Reproduce the records below exactly as they appear.

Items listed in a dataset
---

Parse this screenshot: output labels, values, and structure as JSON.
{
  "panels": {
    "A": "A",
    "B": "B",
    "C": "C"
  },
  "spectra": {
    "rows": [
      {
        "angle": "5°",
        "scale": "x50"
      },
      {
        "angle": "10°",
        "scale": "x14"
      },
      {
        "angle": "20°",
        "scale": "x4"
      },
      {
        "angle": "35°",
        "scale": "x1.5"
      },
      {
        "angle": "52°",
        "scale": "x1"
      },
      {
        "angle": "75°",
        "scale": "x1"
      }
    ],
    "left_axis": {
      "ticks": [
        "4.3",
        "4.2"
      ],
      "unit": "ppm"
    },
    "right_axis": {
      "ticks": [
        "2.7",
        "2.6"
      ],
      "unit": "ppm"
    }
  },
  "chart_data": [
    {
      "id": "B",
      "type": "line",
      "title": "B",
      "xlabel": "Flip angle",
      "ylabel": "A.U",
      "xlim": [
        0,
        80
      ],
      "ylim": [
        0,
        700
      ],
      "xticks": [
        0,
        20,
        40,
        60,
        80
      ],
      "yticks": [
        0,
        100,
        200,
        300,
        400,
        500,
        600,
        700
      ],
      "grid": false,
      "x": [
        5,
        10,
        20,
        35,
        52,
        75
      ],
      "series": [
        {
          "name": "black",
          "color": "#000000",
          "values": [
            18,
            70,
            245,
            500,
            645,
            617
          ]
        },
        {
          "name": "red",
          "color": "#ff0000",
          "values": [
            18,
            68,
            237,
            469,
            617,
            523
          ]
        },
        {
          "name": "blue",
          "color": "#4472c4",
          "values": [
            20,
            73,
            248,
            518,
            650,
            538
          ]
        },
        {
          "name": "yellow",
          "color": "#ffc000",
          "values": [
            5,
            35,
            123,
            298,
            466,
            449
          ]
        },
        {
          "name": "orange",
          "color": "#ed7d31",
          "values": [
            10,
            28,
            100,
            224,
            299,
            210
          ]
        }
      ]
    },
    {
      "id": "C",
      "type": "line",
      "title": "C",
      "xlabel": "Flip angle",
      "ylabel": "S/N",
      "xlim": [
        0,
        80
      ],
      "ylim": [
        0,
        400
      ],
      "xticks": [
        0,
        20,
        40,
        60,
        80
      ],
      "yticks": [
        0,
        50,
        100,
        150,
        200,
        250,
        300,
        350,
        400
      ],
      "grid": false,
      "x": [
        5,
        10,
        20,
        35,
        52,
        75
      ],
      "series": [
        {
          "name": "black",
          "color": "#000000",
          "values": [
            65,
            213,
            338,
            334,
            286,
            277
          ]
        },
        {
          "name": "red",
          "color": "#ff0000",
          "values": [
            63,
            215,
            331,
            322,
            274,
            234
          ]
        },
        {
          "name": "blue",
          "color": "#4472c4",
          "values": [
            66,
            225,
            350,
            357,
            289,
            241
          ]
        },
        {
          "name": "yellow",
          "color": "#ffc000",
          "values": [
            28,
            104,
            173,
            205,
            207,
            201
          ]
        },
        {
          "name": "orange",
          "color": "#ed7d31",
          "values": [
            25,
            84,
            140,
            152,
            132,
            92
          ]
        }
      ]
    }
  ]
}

---

#### OUTPUT FOR THIS TASK:
Parse this screenshot: output labels, values, and structure as JSON.
{
  "panels": {
    "A": "A",
    "B": "B",
    "C": "C"
  },
  "spectra": {
    "rows": [
      {
        "angle": "5°",
        "scale": "x50"
      },
      {
        "angle": "10°",
        "scale": "x14"
      },
      {
        "angle": "20°",
        "scale": "x4"
      },
      {
        "angle": "35°",
        "scale": "x1.5"
      },
      {
        "angle": "52°",
        "scale": "x1"
      },
      {
        "angle": "75°",
        "scale": "x1"
      }
    ],
    "left_axis": {
      "ticks": [
        "4.3",
        "4.2"
      ],
      "unit": "ppm"
    },
    "right_axis": {
      "ticks": [
        "2.7",
        "2.6"
      ],
      "unit": "ppm"
    }
  },
  "chart_data": [
    {
      "id": "B",
      "type": "line",
      "title": "B",
      "xlabel": "Flip angle",
      "ylabel": "A.U",
      "xlim": [
        0,
        80
      ],
      "ylim": [
        0,
        700
      ],
      "xticks": [
        0,
        20,
        40,
        60,
        80
      ],
      "yticks": [
        0,
        100,
        200,
        300,
        400,
        500,
        600,
        700
      ],
      "grid": false,
      "x": [
        5,
        10,
        20,
        35,
        52,
        75
      ],
      "series": [
        {
          "name": "black",
          "color": "#000000",
          "values": [
            18,
            70,
            245,
            500,
            645,
            617
          ]
        },
        {
          "name": "red",
          "color": "#ff0000",
          "values": [
            18,
            68,
            237,
            469,
            617,
            523
          ]
        },
        {
          "name": "blue",
          "color": "#4472c4",
          "values": [
            20,
            73,
            248,
            518,
            650,
            538
          ]
        },
        {
          "name": "yellow",
          "color": "#ffc000",
          "values": [
            5,
            35,
            123,
            298,
            466,
            449
          ]
        },
        {
          "name": "orange",
          "color": "#ed7d31",
          "values": [
            10,
            28,
            100,
            224,
            299,
            210
          ]
        }
      ]
    },
    {
      "id": "C",
      "type": "line",
      "title": "C",
      "xlabel": "Flip angle",
      "ylabel": "S/N",
      "xlim": [
        0,
        80
      ],
      "ylim": [
        0,
        400
      ],
      "xticks": [
        0,
        20,
        40,
        60,
        80
      ],
      "yticks": [
        0,
        50,
        100,
        150,
        200,
        250,
        300,
        350,
        400
      ],
      "grid": false,
      "x": [
        5,
        10,
        20,
        35,
        52,
        75
      ],
      "series": [
        {
          "name": "black",
          "color": "#000000",
          "values": [
            65,
            213,
            338,
            334,
            286,
            277
          ]
        },
        {
          "name": "red",
          "color": "#ff0000",
          "values": [
            63,
            215,
            331,
            322,
            274,
            234
          ]
        },
        {
          "name": "blue",
          "color": "#4472c4",
          "values": [
            66,
            225,
            350,
            357,
            289,
            241
          ]
        },
        {
          "name": "yellow",
          "color": "#ffc000",
          "values": [
            28,
            104,
            173,
            205,
            207,
            201
          ]
        },
        {
          "name": "orange",
          "color": "#ed7d31",
          "values": [
            25,
            84,
            140,
            152,
            132,
            92
          ]
        }
      ]
    }
  ]
}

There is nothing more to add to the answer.